-- START Excerpted records --

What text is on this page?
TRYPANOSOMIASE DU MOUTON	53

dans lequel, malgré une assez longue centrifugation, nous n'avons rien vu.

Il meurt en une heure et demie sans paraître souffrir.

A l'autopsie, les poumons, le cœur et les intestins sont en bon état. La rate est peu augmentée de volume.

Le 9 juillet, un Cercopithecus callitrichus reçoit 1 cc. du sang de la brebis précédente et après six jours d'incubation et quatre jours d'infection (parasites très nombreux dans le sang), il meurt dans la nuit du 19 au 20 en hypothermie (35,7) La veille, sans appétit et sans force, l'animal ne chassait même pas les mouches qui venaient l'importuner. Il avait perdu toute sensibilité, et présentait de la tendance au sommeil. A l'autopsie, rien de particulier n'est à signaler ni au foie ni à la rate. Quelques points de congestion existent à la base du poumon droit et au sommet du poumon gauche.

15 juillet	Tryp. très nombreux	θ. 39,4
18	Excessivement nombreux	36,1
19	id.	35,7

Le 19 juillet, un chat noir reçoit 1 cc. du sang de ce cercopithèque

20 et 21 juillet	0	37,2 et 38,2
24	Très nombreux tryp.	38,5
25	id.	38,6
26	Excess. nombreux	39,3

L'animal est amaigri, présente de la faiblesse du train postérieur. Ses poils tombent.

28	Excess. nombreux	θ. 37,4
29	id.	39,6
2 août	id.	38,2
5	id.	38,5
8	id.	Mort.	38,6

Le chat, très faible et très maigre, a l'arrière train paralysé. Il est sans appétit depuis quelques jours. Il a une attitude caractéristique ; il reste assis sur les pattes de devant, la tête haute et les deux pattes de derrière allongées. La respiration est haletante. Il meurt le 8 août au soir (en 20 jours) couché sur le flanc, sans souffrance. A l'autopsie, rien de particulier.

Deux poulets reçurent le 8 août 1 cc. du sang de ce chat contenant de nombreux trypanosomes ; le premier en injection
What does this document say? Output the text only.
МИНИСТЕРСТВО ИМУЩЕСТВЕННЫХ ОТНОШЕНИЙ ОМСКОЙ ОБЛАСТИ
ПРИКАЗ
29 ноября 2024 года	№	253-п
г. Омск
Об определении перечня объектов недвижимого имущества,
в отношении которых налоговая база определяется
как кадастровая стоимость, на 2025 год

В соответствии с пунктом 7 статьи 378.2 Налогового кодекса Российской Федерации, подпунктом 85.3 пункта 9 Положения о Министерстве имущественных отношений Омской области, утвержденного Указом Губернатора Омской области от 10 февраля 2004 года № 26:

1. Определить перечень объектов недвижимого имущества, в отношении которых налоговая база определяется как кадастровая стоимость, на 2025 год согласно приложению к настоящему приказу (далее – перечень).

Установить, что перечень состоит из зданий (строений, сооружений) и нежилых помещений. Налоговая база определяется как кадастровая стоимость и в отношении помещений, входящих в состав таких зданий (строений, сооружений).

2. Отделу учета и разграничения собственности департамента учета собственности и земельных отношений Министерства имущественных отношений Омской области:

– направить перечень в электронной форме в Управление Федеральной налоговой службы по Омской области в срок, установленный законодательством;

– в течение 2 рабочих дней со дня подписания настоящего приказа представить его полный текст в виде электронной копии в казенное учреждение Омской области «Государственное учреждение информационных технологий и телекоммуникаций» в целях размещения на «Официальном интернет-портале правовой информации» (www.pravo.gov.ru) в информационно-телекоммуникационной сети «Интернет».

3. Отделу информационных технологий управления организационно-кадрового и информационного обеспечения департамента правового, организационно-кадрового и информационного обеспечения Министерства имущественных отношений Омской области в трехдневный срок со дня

-- END Excerpted records --

• _Requirement_: Write the data back out verbatim.

• _Complete answer_:
What text is on this page?
TRYPANOSOMIASE DU MOUTON	53

dans lequel, malgré une assez longue centrifugation, nous n'avons rien vu.

Il meurt en une heure et demie sans paraître souffrir.

A l'autopsie, les poumons, le cœur et les intestins sont en bon état. La rate est peu augmentée de volume.

Le 9 juillet, un Cercopithecus callitrichus reçoit 1 cc. du sang de la brebis précédente et après six jours d'incubation et quatre jours d'infection (parasites très nombreux dans le sang), il meurt dans la nuit du 19 au 20 en hypothermie (35,7) La veille, sans appétit et sans force, l'animal ne chassait même pas les mouches qui venaient l'importuner. Il avait perdu toute sensibilité, et présentait de la tendance au sommeil. A l'autopsie, rien de particulier n'est à signaler ni au foie ni à la rate. Quelques points de congestion existent à la base du poumon droit et au sommet du poumon gauche.

15 juillet	Tryp. très nombreux	θ. 39,4
18	Excessivement nombreux	36,1
19	id.	35,7

Le 19 juillet, un chat noir reçoit 1 cc. du sang de ce cercopithèque

20 et 21 juillet	0	37,2 et 38,2
24	Très nombreux tryp.	38,5
25	id.	38,6
26	Excess. nombreux	39,3

L'animal est amaigri, présente de la faiblesse du train postérieur. Ses poils tombent.

28	Excess. nombreux	θ. 37,4
29	id.	39,6
2 août	id.	38,2
5	id.	38,5
8	id.	Mort.	38,6

Le chat, très faible et très maigre, a l'arrière train paralysé. Il est sans appétit depuis quelques jours. Il a une attitude caractéristique ; il reste assis sur les pattes de devant, la tête haute et les deux pattes de derrière allongées. La respiration est haletante. Il meurt le 8 août au soir (en 20 jours) couché sur le flanc, sans souffrance. A l'autopsie, rien de particulier.

Deux poulets reçurent le 8 août 1 cc. du sang de ce chat contenant de nombreux trypanosomes ; le premier en injection
What does this document say? Output the text only.
МИНИСТЕРСТВО ИМУЩЕСТВЕННЫХ ОТНОШЕНИЙ ОМСКОЙ ОБЛАСТИ
ПРИКАЗ
29 ноября 2024 года	№	253-п
г. Омск
Об определении перечня объектов недвижимого имущества,
в отношении которых налоговая база определяется
как кадастровая стоимость, на 2025 год

В соответствии с пунктом 7 статьи 378.2 Налогового кодекса Российской Федерации, подпунктом 85.3 пункта 9 Положения о Министерстве имущественных отношений Омской области, утвержденного Указом Губернатора Омской области от 10 февраля 2004 года № 26:

1. Определить перечень объектов недвижимого имущества, в отношении которых налоговая база определяется как кадастровая стоимость, на 2025 год согласно приложению к настоящему приказу (далее – перечень).

Установить, что перечень состоит из зданий (строений, сооружений) и нежилых помещений. Налоговая база определяется как кадастровая стоимость и в отношении помещений, входящих в состав таких зданий (строений, сооружений).

2. Отделу учета и разграничения собственности департамента учета собственности и земельных отношений Министерства имущественных отношений Омской области:

– направить перечень в электронной форме в Управление Федеральной налоговой службы по Омской области в срок, установленный законодательством;

– в течение 2 рабочих дней со дня подписания настоящего приказа представить его полный текст в виде электронной копии в казенное учреждение Омской области «Государственное учреждение информационных технологий и телекоммуникаций» в целях размещения на «Официальном интернет-портале правовой информации» (www.pravo.gov.ru) в информационно-телекоммуникационной сети «Интернет».

3. Отделу информационных технологий управления организационно-кадрового и информационного обеспечения департамента правового, организационно-кадрового и информационного обеспечения Министерства имущественных отношений Омской области в трехдневный срок со дня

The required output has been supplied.